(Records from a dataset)
========================

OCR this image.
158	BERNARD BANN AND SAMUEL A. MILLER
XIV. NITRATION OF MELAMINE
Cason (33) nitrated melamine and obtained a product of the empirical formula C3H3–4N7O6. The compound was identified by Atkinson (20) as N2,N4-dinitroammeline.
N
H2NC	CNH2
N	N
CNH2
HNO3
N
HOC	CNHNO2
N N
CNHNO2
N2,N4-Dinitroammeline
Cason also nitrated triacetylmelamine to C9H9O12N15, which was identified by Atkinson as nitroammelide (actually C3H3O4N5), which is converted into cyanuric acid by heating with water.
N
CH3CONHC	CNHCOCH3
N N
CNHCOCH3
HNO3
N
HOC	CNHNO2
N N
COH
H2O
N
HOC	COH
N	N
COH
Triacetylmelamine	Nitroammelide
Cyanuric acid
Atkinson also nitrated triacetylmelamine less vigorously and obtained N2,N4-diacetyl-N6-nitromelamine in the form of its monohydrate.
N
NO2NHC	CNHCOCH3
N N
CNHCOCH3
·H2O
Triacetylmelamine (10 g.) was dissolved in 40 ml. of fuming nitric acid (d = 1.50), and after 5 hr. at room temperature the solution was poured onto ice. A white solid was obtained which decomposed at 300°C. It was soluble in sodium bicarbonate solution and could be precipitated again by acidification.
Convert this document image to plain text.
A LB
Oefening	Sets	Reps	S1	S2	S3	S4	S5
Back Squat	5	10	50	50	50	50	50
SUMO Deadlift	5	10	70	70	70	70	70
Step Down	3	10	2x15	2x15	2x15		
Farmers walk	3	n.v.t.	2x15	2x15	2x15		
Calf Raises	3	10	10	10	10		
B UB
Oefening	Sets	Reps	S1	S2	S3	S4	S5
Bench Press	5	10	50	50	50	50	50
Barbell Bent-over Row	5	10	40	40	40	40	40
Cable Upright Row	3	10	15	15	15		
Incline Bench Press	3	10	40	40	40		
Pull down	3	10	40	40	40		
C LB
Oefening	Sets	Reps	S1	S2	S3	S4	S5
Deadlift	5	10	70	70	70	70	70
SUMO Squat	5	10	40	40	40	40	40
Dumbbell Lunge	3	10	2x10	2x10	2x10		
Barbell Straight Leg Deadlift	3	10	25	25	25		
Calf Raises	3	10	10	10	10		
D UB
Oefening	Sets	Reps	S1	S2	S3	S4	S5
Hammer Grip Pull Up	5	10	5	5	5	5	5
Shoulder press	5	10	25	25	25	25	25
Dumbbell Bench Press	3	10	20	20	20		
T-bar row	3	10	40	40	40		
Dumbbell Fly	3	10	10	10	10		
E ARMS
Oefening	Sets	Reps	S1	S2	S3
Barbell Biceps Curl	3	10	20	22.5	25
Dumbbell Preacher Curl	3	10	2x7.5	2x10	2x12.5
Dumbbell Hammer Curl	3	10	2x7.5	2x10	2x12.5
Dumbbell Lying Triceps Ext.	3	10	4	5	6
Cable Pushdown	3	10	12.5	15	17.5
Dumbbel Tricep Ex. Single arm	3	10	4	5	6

========================

**Work required:** Go through the records and print each one exactly.

**Response to the exercise:**
OCR this image.
158	BERNARD BANN AND SAMUEL A. MILLER
XIV. NITRATION OF MELAMINE
Cason (33) nitrated melamine and obtained a product of the empirical formula C3H3–4N7O6. The compound was identified by Atkinson (20) as N2,N4-dinitroammeline.
N
H2NC	CNH2
N	N
CNH2
HNO3
N
HOC	CNHNO2
N N
CNHNO2
N2,N4-Dinitroammeline
Cason also nitrated triacetylmelamine to C9H9O12N15, which was identified by Atkinson as nitroammelide (actually C3H3O4N5), which is converted into cyanuric acid by heating with water.
N
CH3CONHC	CNHCOCH3
N N
CNHCOCH3
HNO3
N
HOC	CNHNO2
N N
COH
H2O
N
HOC	COH
N	N
COH
Triacetylmelamine	Nitroammelide
Cyanuric acid
Atkinson also nitrated triacetylmelamine less vigorously and obtained N2,N4-diacetyl-N6-nitromelamine in the form of its monohydrate.
N
NO2NHC	CNHCOCH3
N N
CNHCOCH3
·H2O
Triacetylmelamine (10 g.) was dissolved in 40 ml. of fuming nitric acid (d = 1.50), and after 5 hr. at room temperature the solution was poured onto ice. A white solid was obtained which decomposed at 300°C. It was soluble in sodium bicarbonate solution and could be precipitated again by acidification.
Convert this document image to plain text.
A LB
Oefening	Sets	Reps	S1	S2	S3	S4	S5
Back Squat	5	10	50	50	50	50	50
SUMO Deadlift	5	10	70	70	70	70	70
Step Down	3	10	2x15	2x15	2x15		
Farmers walk	3	n.v.t.	2x15	2x15	2x15		
Calf Raises	3	10	10	10	10		
B UB
Oefening	Sets	Reps	S1	S2	S3	S4	S5
Bench Press	5	10	50	50	50	50	50
Barbell Bent-over Row	5	10	40	40	40	40	40
Cable Upright Row	3	10	15	15	15		
Incline Bench Press	3	10	40	40	40		
Pull down	3	10	40	40	40		
C LB
Oefening	Sets	Reps	S1	S2	S3	S4	S5
Deadlift	5	10	70	70	70	70	70
SUMO Squat	5	10	40	40	40	40	40
Dumbbell Lunge	3	10	2x10	2x10	2x10		
Barbell Straight Leg Deadlift	3	10	25	25	25		
Calf Raises	3	10	10	10	10		
D UB
Oefening	Sets	Reps	S1	S2	S3	S4	S5
Hammer Grip Pull Up	5	10	5	5	5	5	5
Shoulder press	5	10	25	25	25	25	25
Dumbbell Bench Press	3	10	20	20	20		
T-bar row	3	10	40	40	40		
Dumbbell Fly	3	10	10	10	10		
E ARMS
Oefening	Sets	Reps	S1	S2	S3
Barbell Biceps Curl	3	10	20	22.5	25
Dumbbell Preacher Curl	3	10	2x7.5	2x10	2x12.5
Dumbbell Hammer Curl	3	10	2x7.5	2x10	2x12.5
Dumbbell Lying Triceps Ext.	3	10	4	5	6
Cable Pushdown	3	10	12.5	15	17.5
Dumbbel Tricep Ex. Single arm	3	10	4	5	6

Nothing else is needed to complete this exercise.